Exercise —
Keep the wording of each record exactly the same when you repeat it, and leave out pictures.

━━━━━━━━━━

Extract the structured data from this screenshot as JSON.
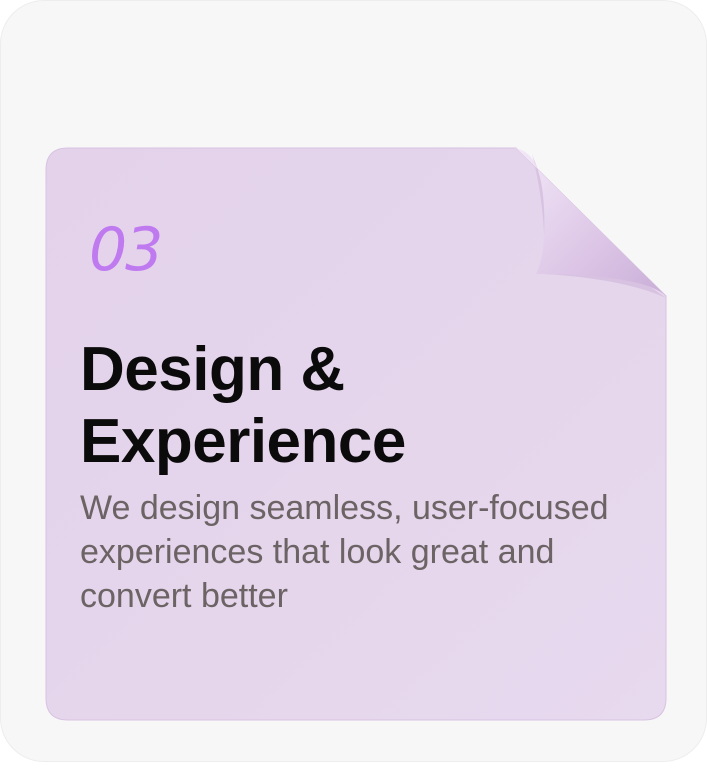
{
  "card": {
    "number": "03",
    "title": "Design & Experience",
    "description": "We design seamless, user-focused experiences that look great and convert better"
  },
  "colors": {
    "outer_background": "#f7f7f7",
    "note_fill": "#e6d6ec",
    "number_accent": "#c07af0",
    "title_text": "#0b0b0b",
    "body_text": "#6b6364"
  }
}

━━━━━━━━━━

The completed task —
Extract the structured data from this screenshot as JSON.
{
  "card": {
    "number": "03",
    "title": "Design & Experience",
    "description": "We design seamless, user-focused experiences that look great and convert better"
  },
  "colors": {
    "outer_background": "#f7f7f7",
    "note_fill": "#e6d6ec",
    "number_accent": "#c07af0",
    "title_text": "#0b0b0b",
    "body_text": "#6b6364"
  }
}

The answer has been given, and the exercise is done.